• THE PROBLEM: From the listing below, pick out each line with the word "kind".

^^^^

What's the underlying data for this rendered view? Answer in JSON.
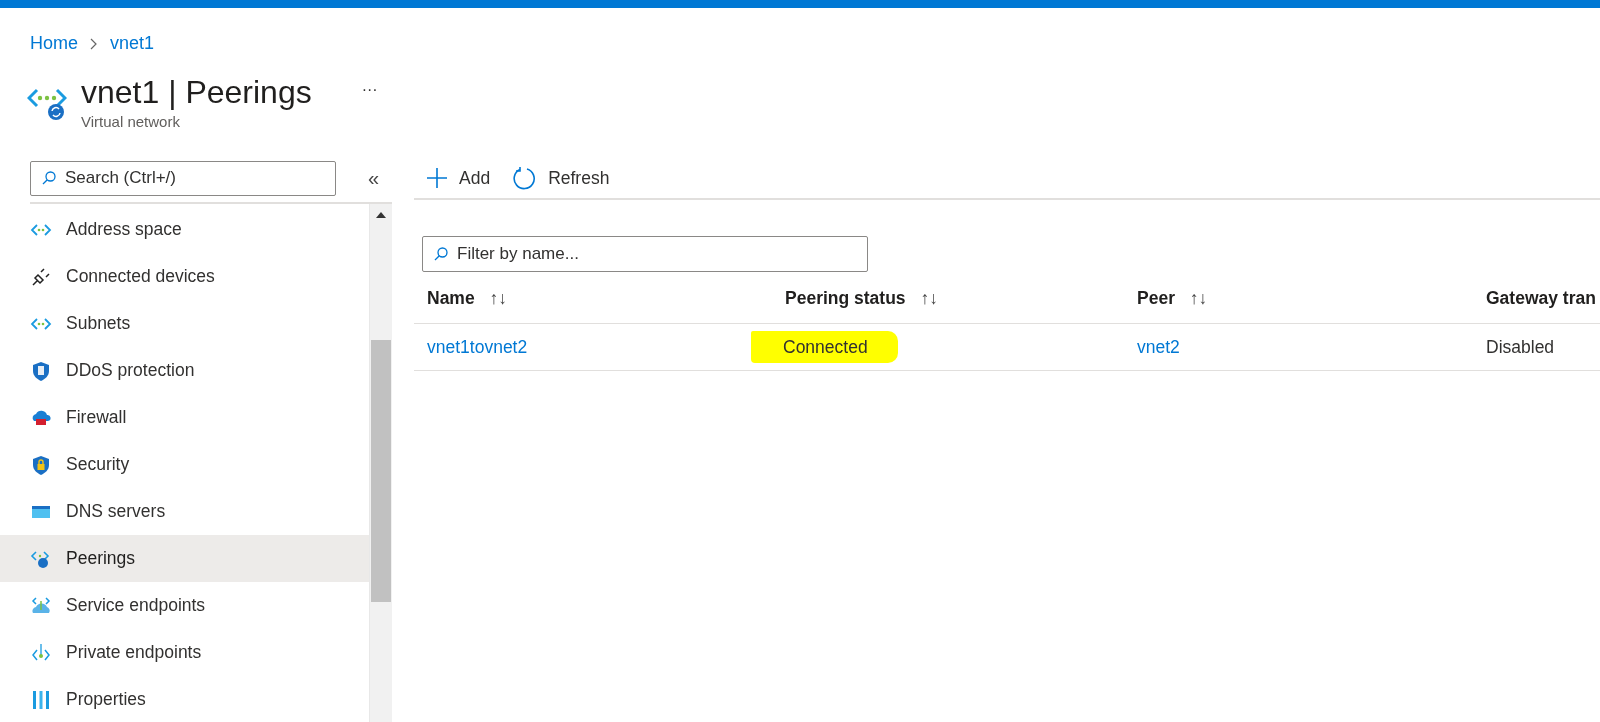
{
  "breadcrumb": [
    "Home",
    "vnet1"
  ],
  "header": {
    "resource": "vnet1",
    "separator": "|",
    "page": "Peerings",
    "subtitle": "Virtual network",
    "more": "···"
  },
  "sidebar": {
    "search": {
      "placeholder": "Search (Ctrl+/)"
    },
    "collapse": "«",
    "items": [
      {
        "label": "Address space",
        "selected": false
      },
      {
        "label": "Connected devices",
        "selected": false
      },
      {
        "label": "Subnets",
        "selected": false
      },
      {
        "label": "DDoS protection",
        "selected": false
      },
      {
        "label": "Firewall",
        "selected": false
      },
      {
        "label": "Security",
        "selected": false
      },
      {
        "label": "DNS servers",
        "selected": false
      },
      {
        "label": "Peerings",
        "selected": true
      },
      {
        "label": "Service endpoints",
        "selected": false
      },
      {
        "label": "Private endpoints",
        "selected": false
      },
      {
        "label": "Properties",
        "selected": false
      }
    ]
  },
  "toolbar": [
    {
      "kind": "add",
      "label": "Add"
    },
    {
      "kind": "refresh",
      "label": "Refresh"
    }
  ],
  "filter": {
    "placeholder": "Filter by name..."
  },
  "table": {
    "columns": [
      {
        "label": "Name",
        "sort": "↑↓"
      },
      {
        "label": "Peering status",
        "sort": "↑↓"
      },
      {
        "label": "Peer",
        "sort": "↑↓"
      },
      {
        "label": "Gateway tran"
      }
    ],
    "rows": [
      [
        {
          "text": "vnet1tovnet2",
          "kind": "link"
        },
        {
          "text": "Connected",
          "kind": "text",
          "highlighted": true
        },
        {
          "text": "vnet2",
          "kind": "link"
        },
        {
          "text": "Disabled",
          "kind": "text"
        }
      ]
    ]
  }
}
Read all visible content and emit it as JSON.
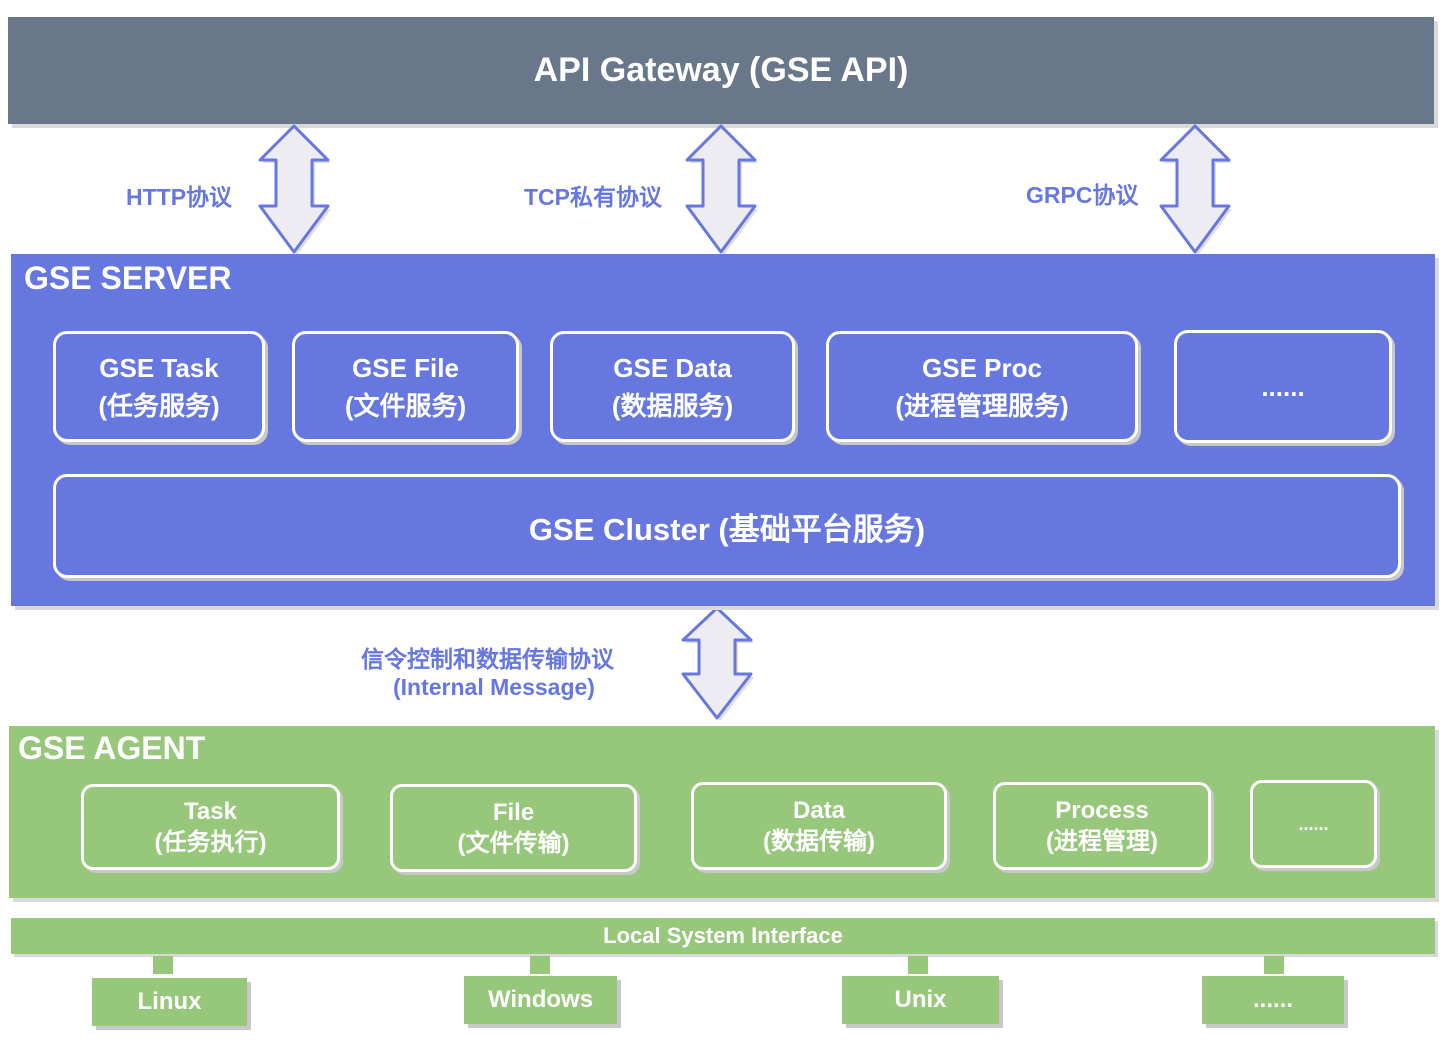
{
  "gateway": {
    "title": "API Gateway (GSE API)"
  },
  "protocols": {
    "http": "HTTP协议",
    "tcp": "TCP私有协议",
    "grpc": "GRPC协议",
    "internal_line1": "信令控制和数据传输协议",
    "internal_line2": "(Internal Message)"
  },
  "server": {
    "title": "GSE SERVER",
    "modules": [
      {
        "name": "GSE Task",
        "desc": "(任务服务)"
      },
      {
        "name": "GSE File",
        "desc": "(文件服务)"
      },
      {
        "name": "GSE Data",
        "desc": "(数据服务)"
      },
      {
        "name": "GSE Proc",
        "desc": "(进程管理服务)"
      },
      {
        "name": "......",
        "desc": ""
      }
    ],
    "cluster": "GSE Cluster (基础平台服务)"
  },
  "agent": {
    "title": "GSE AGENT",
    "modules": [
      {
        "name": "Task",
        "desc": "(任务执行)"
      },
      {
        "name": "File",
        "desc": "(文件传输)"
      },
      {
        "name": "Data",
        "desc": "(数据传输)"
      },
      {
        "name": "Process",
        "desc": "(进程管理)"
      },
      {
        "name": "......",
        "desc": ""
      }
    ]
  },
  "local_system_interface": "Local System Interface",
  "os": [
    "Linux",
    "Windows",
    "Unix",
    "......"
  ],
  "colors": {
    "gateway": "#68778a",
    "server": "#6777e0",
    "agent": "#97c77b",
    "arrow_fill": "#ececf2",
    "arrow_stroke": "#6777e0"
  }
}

^^^^

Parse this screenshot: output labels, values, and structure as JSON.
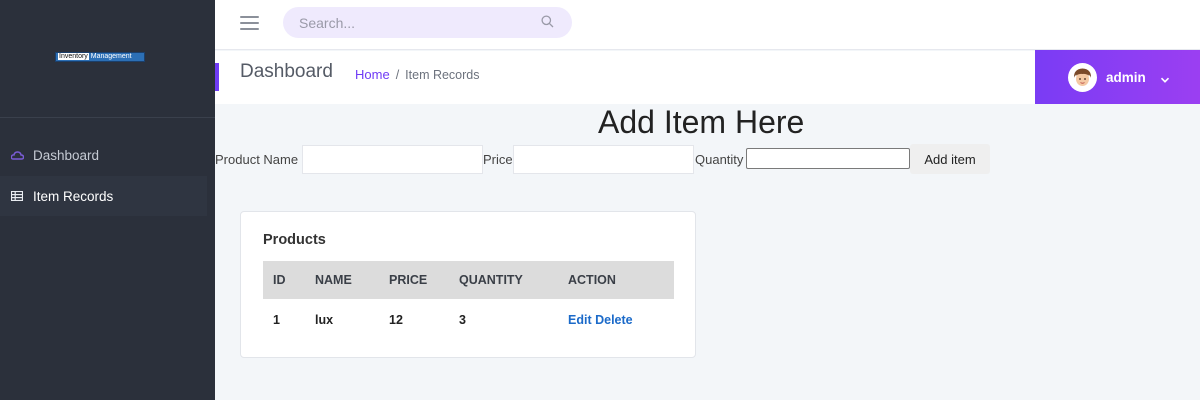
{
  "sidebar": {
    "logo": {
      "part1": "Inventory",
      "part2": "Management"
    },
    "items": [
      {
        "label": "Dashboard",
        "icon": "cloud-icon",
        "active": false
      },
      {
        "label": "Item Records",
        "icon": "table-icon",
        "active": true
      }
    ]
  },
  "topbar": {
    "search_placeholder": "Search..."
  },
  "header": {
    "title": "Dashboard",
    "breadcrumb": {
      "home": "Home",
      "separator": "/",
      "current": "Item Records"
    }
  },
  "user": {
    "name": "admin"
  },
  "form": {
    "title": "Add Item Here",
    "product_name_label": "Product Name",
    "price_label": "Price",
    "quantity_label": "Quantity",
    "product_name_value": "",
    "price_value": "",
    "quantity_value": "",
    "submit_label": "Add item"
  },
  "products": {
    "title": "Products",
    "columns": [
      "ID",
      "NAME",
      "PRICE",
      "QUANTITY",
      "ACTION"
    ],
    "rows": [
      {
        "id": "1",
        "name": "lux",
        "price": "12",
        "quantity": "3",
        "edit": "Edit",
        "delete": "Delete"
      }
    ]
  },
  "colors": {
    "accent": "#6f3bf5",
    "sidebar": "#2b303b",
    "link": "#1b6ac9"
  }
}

^^^^

• OUTPUT FOR THIS EXERCISE:
      "kind": "add",
      "kind": "refresh",
          "kind": "link"
          "kind": "text",
          "kind": "link"
          "kind": "text"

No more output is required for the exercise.